Problem.
Output the full listing word for word.

Entries supplied.
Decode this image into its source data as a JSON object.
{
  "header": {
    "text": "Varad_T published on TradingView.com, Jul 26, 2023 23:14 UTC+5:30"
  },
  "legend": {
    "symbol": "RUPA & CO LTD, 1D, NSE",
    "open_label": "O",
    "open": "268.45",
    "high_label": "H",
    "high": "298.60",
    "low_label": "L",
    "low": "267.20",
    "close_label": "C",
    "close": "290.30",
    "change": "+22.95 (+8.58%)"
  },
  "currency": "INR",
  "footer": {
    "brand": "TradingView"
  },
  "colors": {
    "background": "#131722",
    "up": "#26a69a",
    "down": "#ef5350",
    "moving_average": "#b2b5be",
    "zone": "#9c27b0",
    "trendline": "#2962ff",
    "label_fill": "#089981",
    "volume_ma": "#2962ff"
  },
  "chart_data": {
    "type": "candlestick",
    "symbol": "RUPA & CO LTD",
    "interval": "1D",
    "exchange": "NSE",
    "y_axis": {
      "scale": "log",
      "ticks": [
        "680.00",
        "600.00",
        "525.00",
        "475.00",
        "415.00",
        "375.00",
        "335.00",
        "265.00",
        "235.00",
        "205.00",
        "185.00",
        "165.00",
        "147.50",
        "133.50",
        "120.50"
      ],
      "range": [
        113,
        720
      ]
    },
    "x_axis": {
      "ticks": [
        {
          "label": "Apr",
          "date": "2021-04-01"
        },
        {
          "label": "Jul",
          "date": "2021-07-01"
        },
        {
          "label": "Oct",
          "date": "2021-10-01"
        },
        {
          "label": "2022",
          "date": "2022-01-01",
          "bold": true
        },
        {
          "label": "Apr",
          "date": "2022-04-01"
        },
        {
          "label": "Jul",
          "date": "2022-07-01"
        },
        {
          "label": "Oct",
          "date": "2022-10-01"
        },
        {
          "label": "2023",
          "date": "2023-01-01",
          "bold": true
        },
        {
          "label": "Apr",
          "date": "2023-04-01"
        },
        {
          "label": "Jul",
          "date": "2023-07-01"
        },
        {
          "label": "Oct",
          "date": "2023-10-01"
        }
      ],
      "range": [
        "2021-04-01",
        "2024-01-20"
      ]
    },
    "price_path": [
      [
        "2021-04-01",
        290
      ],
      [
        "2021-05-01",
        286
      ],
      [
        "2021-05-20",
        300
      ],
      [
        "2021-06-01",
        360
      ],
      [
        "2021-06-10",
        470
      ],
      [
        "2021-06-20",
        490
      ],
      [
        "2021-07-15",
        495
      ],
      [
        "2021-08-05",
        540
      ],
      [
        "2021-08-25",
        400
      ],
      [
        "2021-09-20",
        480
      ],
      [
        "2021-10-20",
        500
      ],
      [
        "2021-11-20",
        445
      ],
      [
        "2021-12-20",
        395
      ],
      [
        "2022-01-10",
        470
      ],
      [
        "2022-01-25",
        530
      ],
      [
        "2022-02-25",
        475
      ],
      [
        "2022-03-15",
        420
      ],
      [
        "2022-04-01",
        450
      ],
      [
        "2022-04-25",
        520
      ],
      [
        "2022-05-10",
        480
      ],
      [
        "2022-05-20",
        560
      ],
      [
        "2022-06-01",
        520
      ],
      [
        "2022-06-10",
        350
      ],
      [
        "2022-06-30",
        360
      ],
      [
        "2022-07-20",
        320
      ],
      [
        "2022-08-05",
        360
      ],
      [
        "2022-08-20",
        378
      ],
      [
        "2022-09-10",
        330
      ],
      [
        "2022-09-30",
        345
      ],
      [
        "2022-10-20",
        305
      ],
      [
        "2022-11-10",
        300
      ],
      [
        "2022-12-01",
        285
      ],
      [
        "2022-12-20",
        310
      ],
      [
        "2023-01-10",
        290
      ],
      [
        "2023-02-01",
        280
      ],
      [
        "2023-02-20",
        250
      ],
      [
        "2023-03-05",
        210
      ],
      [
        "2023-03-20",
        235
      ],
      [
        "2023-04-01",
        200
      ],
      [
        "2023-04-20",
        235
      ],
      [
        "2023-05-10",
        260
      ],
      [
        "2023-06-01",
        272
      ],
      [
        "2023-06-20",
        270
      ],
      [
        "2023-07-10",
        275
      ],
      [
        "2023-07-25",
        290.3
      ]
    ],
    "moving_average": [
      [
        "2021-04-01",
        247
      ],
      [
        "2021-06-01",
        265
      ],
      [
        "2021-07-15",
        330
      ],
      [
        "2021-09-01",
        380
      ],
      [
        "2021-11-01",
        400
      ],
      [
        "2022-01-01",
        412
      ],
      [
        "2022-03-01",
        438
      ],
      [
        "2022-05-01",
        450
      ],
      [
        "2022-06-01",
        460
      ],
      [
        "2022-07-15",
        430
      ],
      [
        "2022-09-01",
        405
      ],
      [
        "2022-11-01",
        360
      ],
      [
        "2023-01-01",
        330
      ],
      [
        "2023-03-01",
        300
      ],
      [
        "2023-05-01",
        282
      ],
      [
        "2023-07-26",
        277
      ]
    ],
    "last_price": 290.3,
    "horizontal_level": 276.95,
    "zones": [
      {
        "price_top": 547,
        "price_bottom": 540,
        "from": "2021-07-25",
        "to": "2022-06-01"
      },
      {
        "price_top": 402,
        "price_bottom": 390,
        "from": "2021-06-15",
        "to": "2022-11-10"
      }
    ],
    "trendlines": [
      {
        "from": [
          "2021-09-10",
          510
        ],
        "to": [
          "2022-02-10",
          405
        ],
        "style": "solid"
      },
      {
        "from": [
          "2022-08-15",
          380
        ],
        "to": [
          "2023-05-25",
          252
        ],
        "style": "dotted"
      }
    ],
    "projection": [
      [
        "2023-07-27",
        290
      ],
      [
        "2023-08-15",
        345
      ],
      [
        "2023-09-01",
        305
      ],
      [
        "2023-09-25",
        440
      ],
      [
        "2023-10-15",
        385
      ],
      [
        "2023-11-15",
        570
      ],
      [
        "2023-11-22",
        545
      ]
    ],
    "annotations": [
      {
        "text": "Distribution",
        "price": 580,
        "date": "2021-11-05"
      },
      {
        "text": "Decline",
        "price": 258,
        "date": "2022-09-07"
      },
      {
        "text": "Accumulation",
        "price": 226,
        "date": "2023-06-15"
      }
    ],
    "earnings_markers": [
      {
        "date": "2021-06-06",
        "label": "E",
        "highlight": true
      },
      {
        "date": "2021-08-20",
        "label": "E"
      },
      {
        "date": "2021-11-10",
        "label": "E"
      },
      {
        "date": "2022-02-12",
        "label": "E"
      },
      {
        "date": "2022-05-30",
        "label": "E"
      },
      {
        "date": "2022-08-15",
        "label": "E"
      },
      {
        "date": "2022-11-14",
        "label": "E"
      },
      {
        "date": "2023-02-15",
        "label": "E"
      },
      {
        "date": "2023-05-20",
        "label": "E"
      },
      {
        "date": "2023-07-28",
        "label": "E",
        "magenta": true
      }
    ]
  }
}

Written solution.
Decode this image into its source data as a JSON object.
{
  "header": {
    "text": "Varad_T published on TradingView.com, Jul 26, 2023 23:14 UTC+5:30"
  },
  "legend": {
    "symbol": "RUPA & CO LTD, 1D, NSE",
    "open_label": "O",
    "open": "268.45",
    "high_label": "H",
    "high": "298.60",
    "low_label": "L",
    "low": "267.20",
    "close_label": "C",
    "close": "290.30",
    "change": "+22.95 (+8.58%)"
  },
  "currency": "INR",
  "footer": {
    "brand": "TradingView"
  },
  "colors": {
    "background": "#131722",
    "up": "#26a69a",
    "down": "#ef5350",
    "moving_average": "#b2b5be",
    "zone": "#9c27b0",
    "trendline": "#2962ff",
    "label_fill": "#089981",
    "volume_ma": "#2962ff"
  },
  "chart_data": {
    "type": "candlestick",
    "symbol": "RUPA & CO LTD",
    "interval": "1D",
    "exchange": "NSE",
    "y_axis": {
      "scale": "log",
      "ticks": [
        "680.00",
        "600.00",
        "525.00",
        "475.00",
        "415.00",
        "375.00",
        "335.00",
        "265.00",
        "235.00",
        "205.00",
        "185.00",
        "165.00",
        "147.50",
        "133.50",
        "120.50"
      ],
      "range": [
        113,
        720
      ]
    },
    "x_axis": {
      "ticks": [
        {
          "label": "Apr",
          "date": "2021-04-01"
        },
        {
          "label": "Jul",
          "date": "2021-07-01"
        },
        {
          "label": "Oct",
          "date": "2021-10-01"
        },
        {
          "label": "2022",
          "date": "2022-01-01",
          "bold": true
        },
        {
          "label": "Apr",
          "date": "2022-04-01"
        },
        {
          "label": "Jul",
          "date": "2022-07-01"
        },
        {
          "label": "Oct",
          "date": "2022-10-01"
        },
        {
          "label": "2023",
          "date": "2023-01-01",
          "bold": true
        },
        {
          "label": "Apr",
          "date": "2023-04-01"
        },
        {
          "label": "Jul",
          "date": "2023-07-01"
        },
        {
          "label": "Oct",
          "date": "2023-10-01"
        }
      ],
      "range": [
        "2021-04-01",
        "2024-01-20"
      ]
    },
    "price_path": [
      [
        "2021-04-01",
        290
      ],
      [
        "2021-05-01",
        286
      ],
      [
        "2021-05-20",
        300
      ],
      [
        "2021-06-01",
        360
      ],
      [
        "2021-06-10",
        470
      ],
      [
        "2021-06-20",
        490
      ],
      [
        "2021-07-15",
        495
      ],
      [
        "2021-08-05",
        540
      ],
      [
        "2021-08-25",
        400
      ],
      [
        "2021-09-20",
        480
      ],
      [
        "2021-10-20",
        500
      ],
      [
        "2021-11-20",
        445
      ],
      [
        "2021-12-20",
        395
      ],
      [
        "2022-01-10",
        470
      ],
      [
        "2022-01-25",
        530
      ],
      [
        "2022-02-25",
        475
      ],
      [
        "2022-03-15",
        420
      ],
      [
        "2022-04-01",
        450
      ],
      [
        "2022-04-25",
        520
      ],
      [
        "2022-05-10",
        480
      ],
      [
        "2022-05-20",
        560
      ],
      [
        "2022-06-01",
        520
      ],
      [
        "2022-06-10",
        350
      ],
      [
        "2022-06-30",
        360
      ],
      [
        "2022-07-20",
        320
      ],
      [
        "2022-08-05",
        360
      ],
      [
        "2022-08-20",
        378
      ],
      [
        "2022-09-10",
        330
      ],
      [
        "2022-09-30",
        345
      ],
      [
        "2022-10-20",
        305
      ],
      [
        "2022-11-10",
        300
      ],
      [
        "2022-12-01",
        285
      ],
      [
        "2022-12-20",
        310
      ],
      [
        "2023-01-10",
        290
      ],
      [
        "2023-02-01",
        280
      ],
      [
        "2023-02-20",
        250
      ],
      [
        "2023-03-05",
        210
      ],
      [
        "2023-03-20",
        235
      ],
      [
        "2023-04-01",
        200
      ],
      [
        "2023-04-20",
        235
      ],
      [
        "2023-05-10",
        260
      ],
      [
        "2023-06-01",
        272
      ],
      [
        "2023-06-20",
        270
      ],
      [
        "2023-07-10",
        275
      ],
      [
        "2023-07-25",
        290.3
      ]
    ],
    "moving_average": [
      [
        "2021-04-01",
        247
      ],
      [
        "2021-06-01",
        265
      ],
      [
        "2021-07-15",
        330
      ],
      [
        "2021-09-01",
        380
      ],
      [
        "2021-11-01",
        400
      ],
      [
        "2022-01-01",
        412
      ],
      [
        "2022-03-01",
        438
      ],
      [
        "2022-05-01",
        450
      ],
      [
        "2022-06-01",
        460
      ],
      [
        "2022-07-15",
        430
      ],
      [
        "2022-09-01",
        405
      ],
      [
        "2022-11-01",
        360
      ],
      [
        "2023-01-01",
        330
      ],
      [
        "2023-03-01",
        300
      ],
      [
        "2023-05-01",
        282
      ],
      [
        "2023-07-26",
        277
      ]
    ],
    "last_price": 290.3,
    "horizontal_level": 276.95,
    "zones": [
      {
        "price_top": 547,
        "price_bottom": 540,
        "from": "2021-07-25",
        "to": "2022-06-01"
      },
      {
        "price_top": 402,
        "price_bottom": 390,
        "from": "2021-06-15",
        "to": "2022-11-10"
      }
    ],
    "trendlines": [
      {
        "from": [
          "2021-09-10",
          510
        ],
        "to": [
          "2022-02-10",
          405
        ],
        "style": "solid"
      },
      {
        "from": [
          "2022-08-15",
          380
        ],
        "to": [
          "2023-05-25",
          252
        ],
        "style": "dotted"
      }
    ],
    "projection": [
      [
        "2023-07-27",
        290
      ],
      [
        "2023-08-15",
        345
      ],
      [
        "2023-09-01",
        305
      ],
      [
        "2023-09-25",
        440
      ],
      [
        "2023-10-15",
        385
      ],
      [
        "2023-11-15",
        570
      ],
      [
        "2023-11-22",
        545
      ]
    ],
    "annotations": [
      {
        "text": "Distribution",
        "price": 580,
        "date": "2021-11-05"
      },
      {
        "text": "Decline",
        "price": 258,
        "date": "2022-09-07"
      },
      {
        "text": "Accumulation",
        "price": 226,
        "date": "2023-06-15"
      }
    ],
    "earnings_markers": [
      {
        "date": "2021-06-06",
        "label": "E",
        "highlight": true
      },
      {
        "date": "2021-08-20",
        "label": "E"
      },
      {
        "date": "2021-11-10",
        "label": "E"
      },
      {
        "date": "2022-02-12",
        "label": "E"
      },
      {
        "date": "2022-05-30",
        "label": "E"
      },
      {
        "date": "2022-08-15",
        "label": "E"
      },
      {
        "date": "2022-11-14",
        "label": "E"
      },
      {
        "date": "2023-02-15",
        "label": "E"
      },
      {
        "date": "2023-05-20",
        "label": "E"
      },
      {
        "date": "2023-07-28",
        "label": "E",
        "magenta": true
      }
    ]
  }
}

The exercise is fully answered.